### Set exercise
Determine how many lines of the records include "образований", and answer with the number alone.

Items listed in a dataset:
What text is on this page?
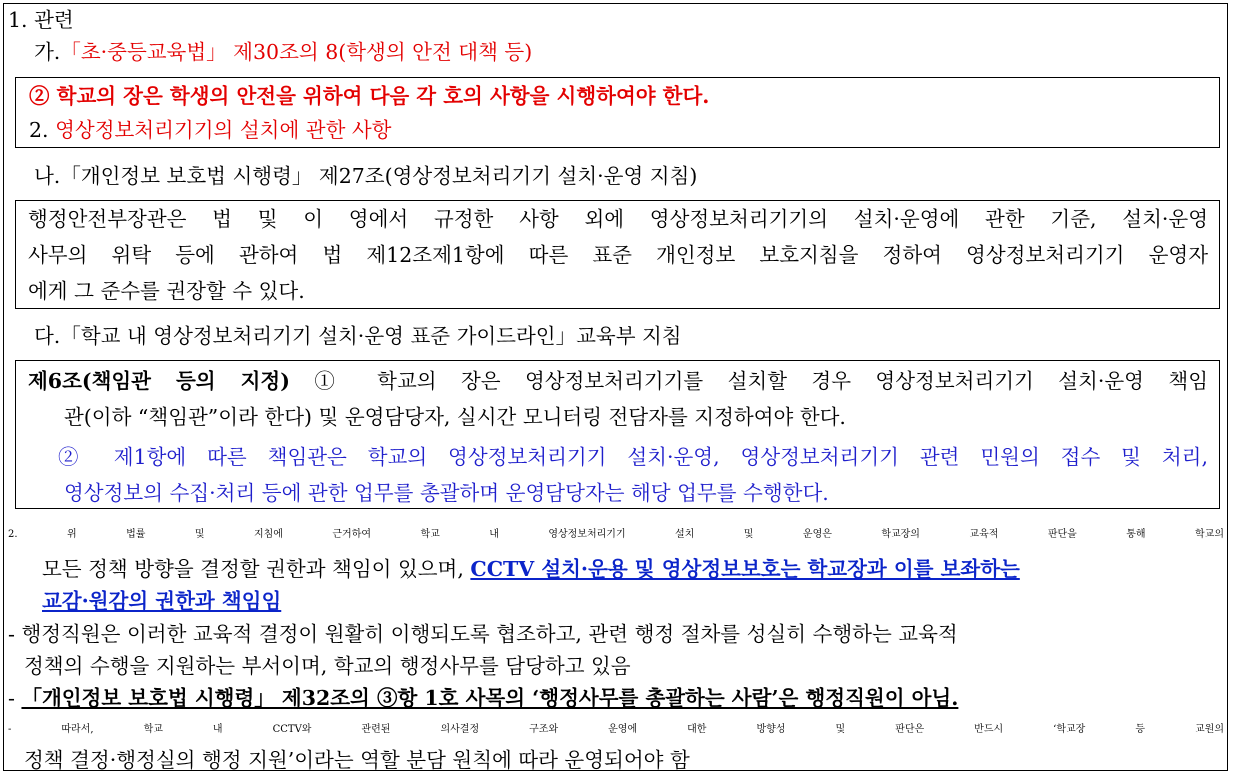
1. 관련
가.「초·중등교육법」 제30조의 8(학생의 안전 대책 등)
② 학교의 장은 학생의 안전을 위하여 다음 각 호의 사항을 시행하여야 한다.
2. 영상정보처리기기의 설치에 관한 사항
나.「개인정보 보호법 시행령」 제27조(영상정보처리기기 설치·운영 지침)
행정안전부장관은 법 및 이 영에서 규정한 사항 외에 영상정보처리기기의 설치·운영에 관한 기준, 설치·운영
사무의 위탁 등에 관하여 법 제12조제1항에 따른 표준 개인정보 보호지침을 정하여 영상정보처리기기 운영자
에게 그 준수를 권장할 수 있다.
다.「학교 내 영상정보처리기기 설치·운영 표준 가이드라인」교육부 지침
제6조(책임관 등의 지정) ① 학교의 장은 영상정보처리기기를 설치할 경우 영상정보처리기기 설치·운영 책임
관(이하 “책임관”이라 한다) 및 운영담당자, 실시간 모니터링 전담자를 지정하여야 한다.
② 제1항에 따른 책임관은 학교의 영상정보처리기기 설치·운영, 영상정보처리기기 관련 민원의 접수 및 처리,
영상정보의 수집·처리 등에 관한 업무를 총괄하며 운영담당자는 해당 업무를 수행한다.
2. 위 법률 및 지침에 근거하여 학교 내 영상정보처리기기 설치 및 운영은 학교장의 교육적 판단을 통해 학교의
모든 정책 방향을 결정할 권한과 책임이 있으며, CCTV 설치·운용 및 영상정보보호는 학교장과 이를 보좌하는
교감·원감의 권한과 책임임
- 행정직원은 이러한 교육적 결정이 원활히 이행되도록 협조하고, 관련 행정 절차를 성실히 수행하는 교육적
정책의 수행을 지원하는 부서이며, 학교의 행정사무를 담당하고 있음
- 「개인정보 보호법 시행령」 제32조의 ③항 1호 사목의 ‘행정사무를 총괄하는 사람’은 행정직원이 아님.
- 따라서, 학교 내 CCTV와 관련된 의사결정 구조와 운영에 대한 방향성 및 판단은 반드시 ‘학교장 등 교원의
정책 결정·행정실의 행정 지원’이라는 역할 분담 원칙에 따라 운영되어야 함
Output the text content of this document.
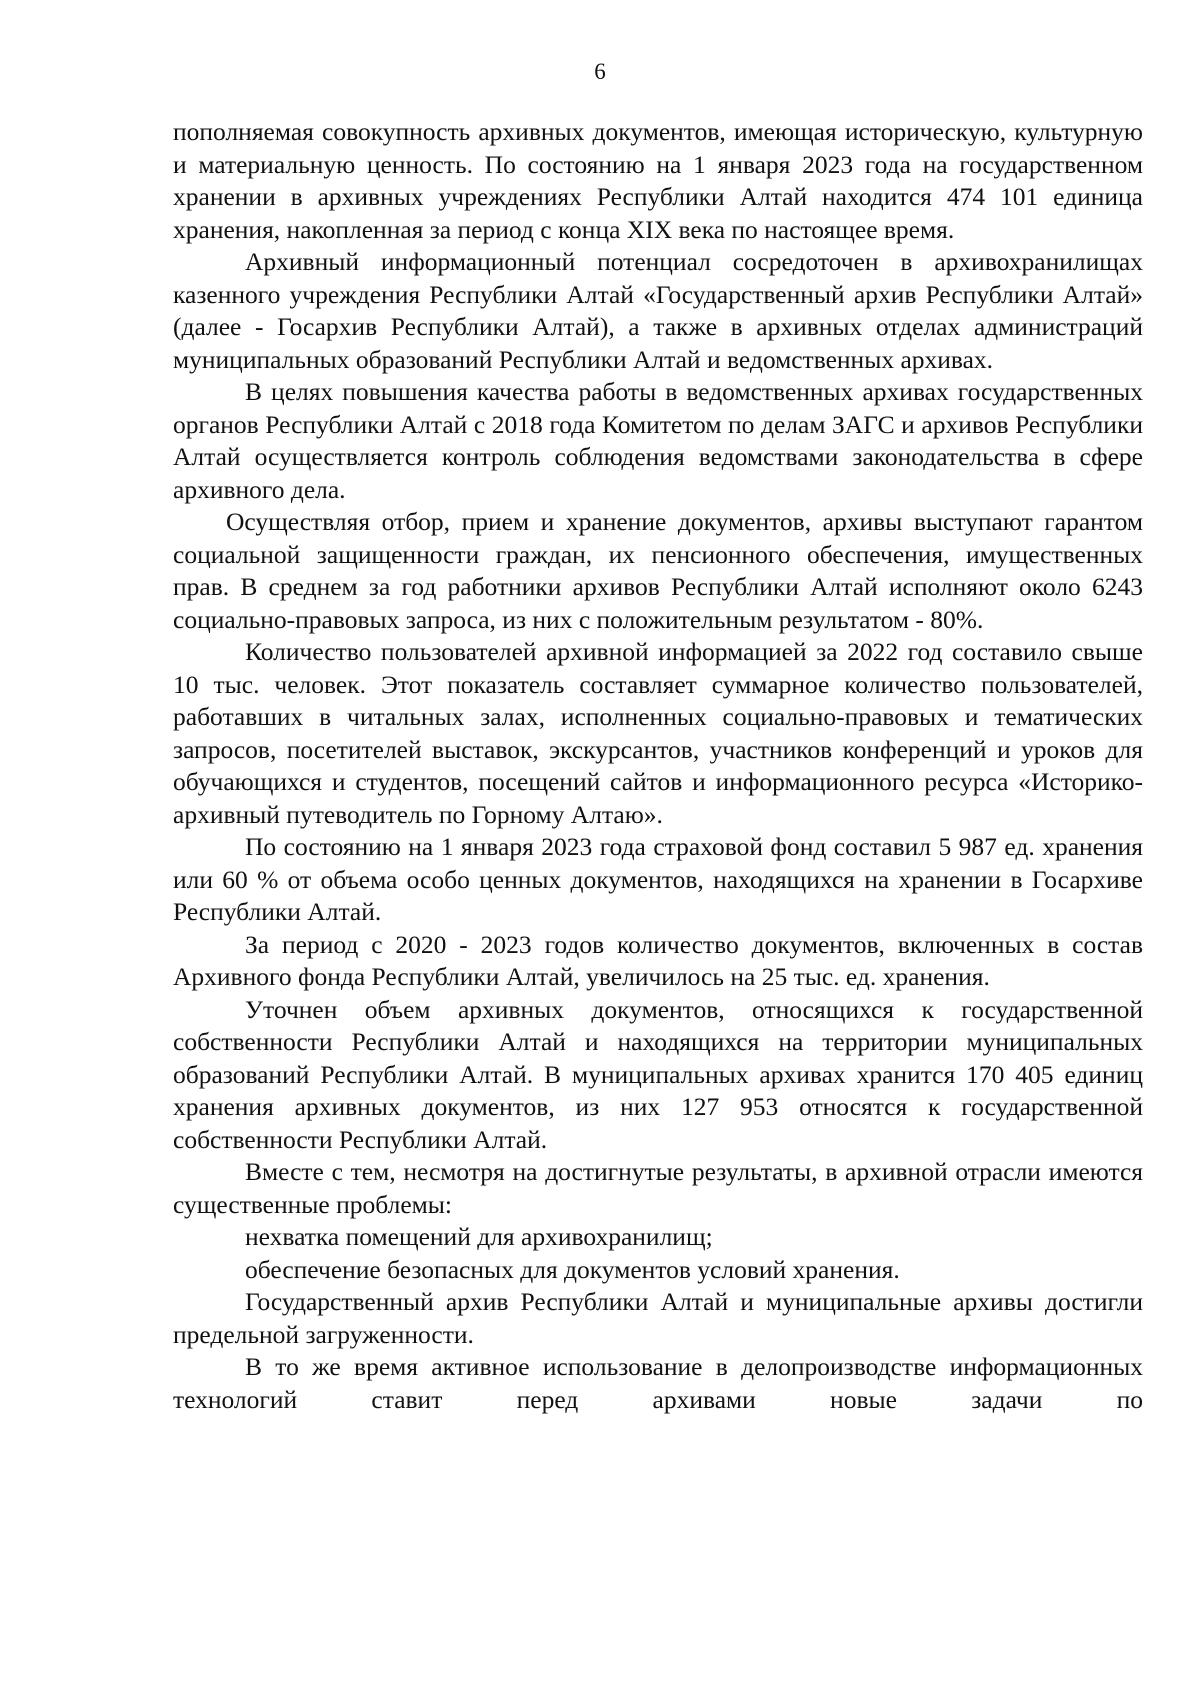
6

пополняемая совокупность архивных документов, имеющая историческую, культурную и материальную ценность. По состоянию на 1 января 2023 года на государственном хранении в архивных учреждениях Республики Алтай находится 474 101 единица хранения, накопленная за период с конца XIX века по настоящее время.

Архивный информационный потенциал сосредоточен в архивохранилищах казенного учреждения Республики Алтай «Государственный архив Республики Алтай» (далее - Госархив Республики Алтай), а также в архивных отделах администраций муниципальных образований Республики Алтай и ведомственных архивах.

В целях повышения качества работы в ведомственных архивах государственных органов Республики Алтай с 2018 года Комитетом по делам ЗАГС и архивов Республики Алтай осуществляется контроль соблюдения ведомствами законодательства в сфере архивного дела.

Осуществляя отбор, прием и хранение документов, архивы выступают гарантом социальной защищенности граждан, их пенсионного обеспечения, имущественных прав. В среднем за год работники архивов Республики Алтай исполняют около 6243 социально-правовых запроса, из них с положительным результатом - 80%.

Количество пользователей архивной информацией за 2022 год составило свыше 10 тыс. человек. Этот показатель составляет суммарное количество пользователей, работавших в читальных залах, исполненных социально-правовых и тематических запросов, посетителей выставок, экскурсантов, участников конференций и уроков для обучающихся и студентов, посещений сайтов и информационного ресурса «Историко-архивный путеводитель по Горному Алтаю».

По состоянию на 1 января 2023 года страховой фонд составил 5 987 ед. хранения или 60 % от объема особо ценных документов, находящихся на хранении в Госархиве Республики Алтай.

За период с 2020 - 2023 годов количество документов, включенных в состав Архивного фонда Республики Алтай, увеличилось на 25 тыс. ед. хранения.

Уточнен объем архивных документов, относящихся к государственной собственности Республики Алтай и находящихся на территории муниципальных образований Республики Алтай. В муниципальных архивах хранится 170 405 единиц хранения архивных документов, из них 127 953 относятся к государственной собственности Республики Алтай.

Вместе с тем, несмотря на достигнутые результаты, в архивной отрасли имеются существенные проблемы:

нехватка помещений для архивохранилищ;

обеспечение безопасных для документов условий хранения.

Государственный архив Республики Алтай и муниципальные архивы достигли предельной загруженности.

В то же время активное использование в делопроизводстве информационных технологий ставит перед архивами новые задачи по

### Response
2